--- Start Record set ---

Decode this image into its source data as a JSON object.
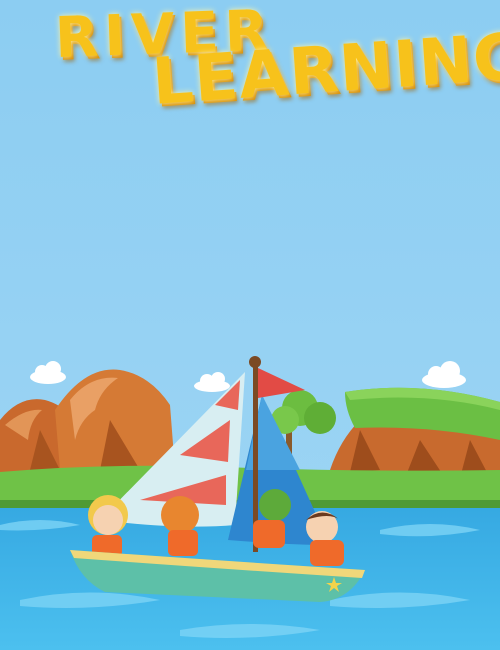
{
  "title": {
    "line1": "RIVER",
    "line2": "LEARNING"
  },
  "colors": {
    "sky": "#8cccf1",
    "title": "#f7c21b",
    "water": "#3fb2e8",
    "grass": "#6fc247",
    "cliff": "#c86a2e",
    "boat_hull": "#5dc0a8",
    "sail_blue": "#2e86cf",
    "sail_stripe": "#e8675a",
    "flag": "#e24b45",
    "life_vest": "#ef6a2a"
  },
  "icons": [
    "cloud-icon",
    "star-icon"
  ]
}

--- End Record set ---

Written request: Omit the pictures, then quote the rest of the material above exactly.

Exercise output:
Decode this image into its source data as a JSON object.
{
  "title": {
    "line1": "RIVER",
    "line2": "LEARNING"
  },
  "colors": {
    "sky": "#8cccf1",
    "title": "#f7c21b",
    "water": "#3fb2e8",
    "grass": "#6fc247",
    "cliff": "#c86a2e",
    "boat_hull": "#5dc0a8",
    "sail_blue": "#2e86cf",
    "sail_stripe": "#e8675a",
    "flag": "#e24b45",
    "life_vest": "#ef6a2a"
  },
  "icons": [
    "cloud-icon",
    "star-icon"
  ]
}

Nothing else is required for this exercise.